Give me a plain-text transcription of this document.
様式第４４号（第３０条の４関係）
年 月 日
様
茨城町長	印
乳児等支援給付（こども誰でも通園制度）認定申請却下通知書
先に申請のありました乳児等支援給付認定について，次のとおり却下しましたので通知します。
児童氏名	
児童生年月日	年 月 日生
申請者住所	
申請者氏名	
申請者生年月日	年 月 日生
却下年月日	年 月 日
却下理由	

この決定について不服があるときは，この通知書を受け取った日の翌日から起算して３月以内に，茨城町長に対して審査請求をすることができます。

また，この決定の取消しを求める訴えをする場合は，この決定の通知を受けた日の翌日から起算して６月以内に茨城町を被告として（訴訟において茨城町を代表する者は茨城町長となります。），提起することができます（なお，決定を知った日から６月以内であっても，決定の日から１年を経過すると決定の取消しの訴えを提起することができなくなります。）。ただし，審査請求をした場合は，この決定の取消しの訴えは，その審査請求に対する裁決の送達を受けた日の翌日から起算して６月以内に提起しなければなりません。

____

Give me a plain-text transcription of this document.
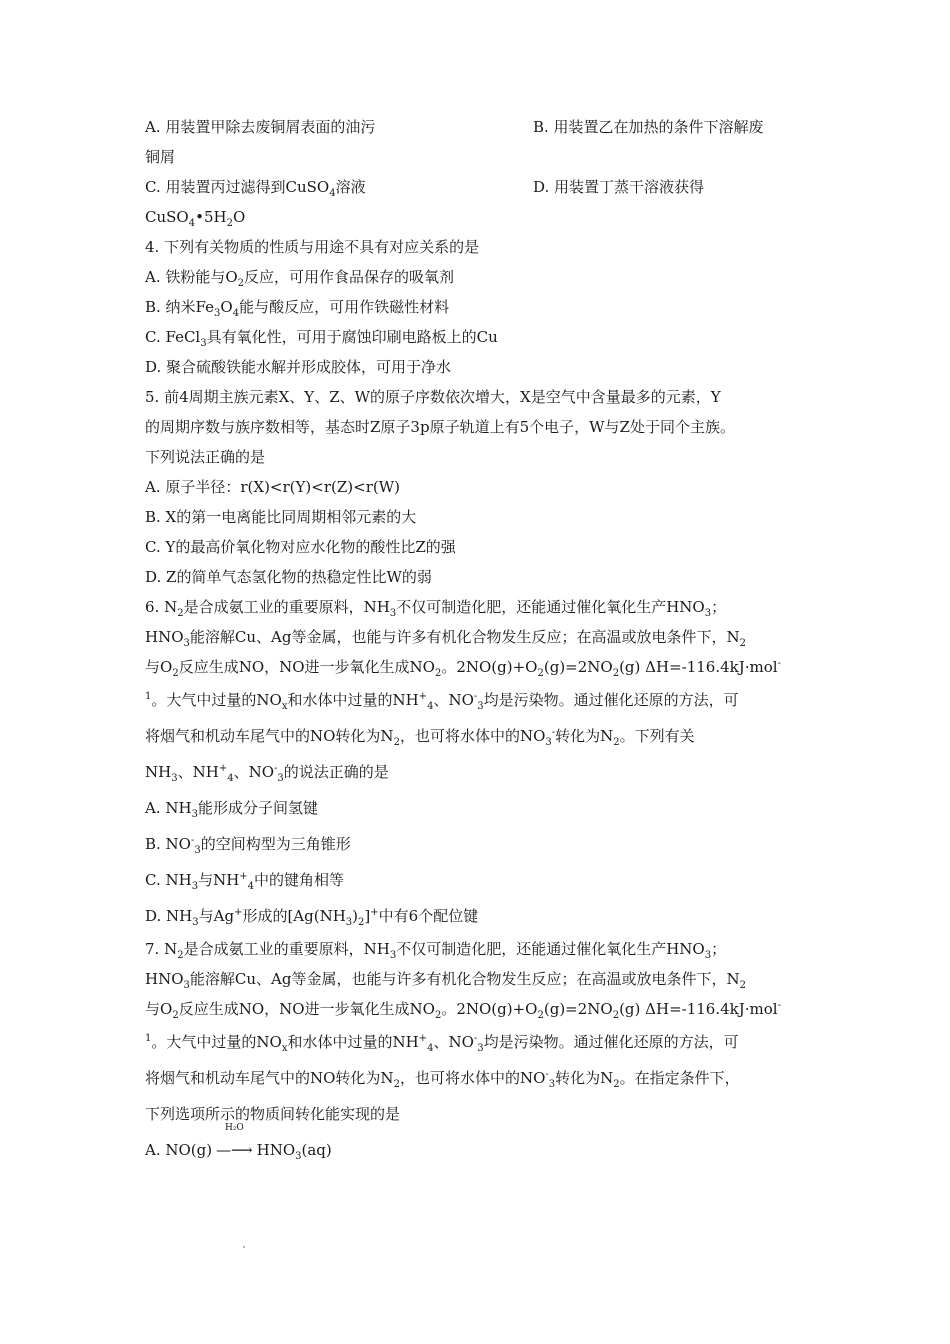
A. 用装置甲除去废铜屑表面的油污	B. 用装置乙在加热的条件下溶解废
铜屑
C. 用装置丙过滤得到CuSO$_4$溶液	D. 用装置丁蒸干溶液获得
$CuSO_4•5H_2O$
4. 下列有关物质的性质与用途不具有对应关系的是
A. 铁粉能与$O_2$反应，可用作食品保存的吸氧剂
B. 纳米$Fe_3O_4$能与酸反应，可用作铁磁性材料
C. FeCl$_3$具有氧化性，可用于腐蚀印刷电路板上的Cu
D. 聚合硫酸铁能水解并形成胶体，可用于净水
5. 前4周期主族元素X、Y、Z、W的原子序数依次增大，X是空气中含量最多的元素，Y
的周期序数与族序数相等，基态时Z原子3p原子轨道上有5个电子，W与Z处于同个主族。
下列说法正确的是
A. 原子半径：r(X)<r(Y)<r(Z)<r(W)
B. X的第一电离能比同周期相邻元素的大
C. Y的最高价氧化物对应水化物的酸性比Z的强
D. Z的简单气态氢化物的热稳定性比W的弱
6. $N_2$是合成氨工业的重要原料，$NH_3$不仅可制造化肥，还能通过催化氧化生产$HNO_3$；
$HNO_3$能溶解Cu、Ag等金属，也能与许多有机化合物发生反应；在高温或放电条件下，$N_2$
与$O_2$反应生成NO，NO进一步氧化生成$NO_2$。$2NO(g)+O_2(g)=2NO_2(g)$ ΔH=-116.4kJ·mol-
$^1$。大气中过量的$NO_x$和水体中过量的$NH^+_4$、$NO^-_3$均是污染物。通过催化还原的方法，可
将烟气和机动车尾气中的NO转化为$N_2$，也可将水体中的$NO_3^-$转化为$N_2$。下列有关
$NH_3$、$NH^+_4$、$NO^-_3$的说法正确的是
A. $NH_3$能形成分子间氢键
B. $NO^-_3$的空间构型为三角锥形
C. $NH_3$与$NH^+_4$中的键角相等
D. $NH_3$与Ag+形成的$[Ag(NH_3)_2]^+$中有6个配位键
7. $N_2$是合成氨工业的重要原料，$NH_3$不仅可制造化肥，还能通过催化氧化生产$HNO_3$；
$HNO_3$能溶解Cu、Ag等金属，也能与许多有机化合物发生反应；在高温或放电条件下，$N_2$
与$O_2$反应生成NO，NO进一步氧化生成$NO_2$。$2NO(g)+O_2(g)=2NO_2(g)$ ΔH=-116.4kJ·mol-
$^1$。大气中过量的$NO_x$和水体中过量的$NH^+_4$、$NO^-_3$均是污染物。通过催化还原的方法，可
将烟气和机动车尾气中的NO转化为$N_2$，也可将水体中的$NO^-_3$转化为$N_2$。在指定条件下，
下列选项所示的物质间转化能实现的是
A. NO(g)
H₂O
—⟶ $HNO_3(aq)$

____

How many lines in the records hold the string "也可将水体中的"? Reply with the number alone.

◆ The output:
2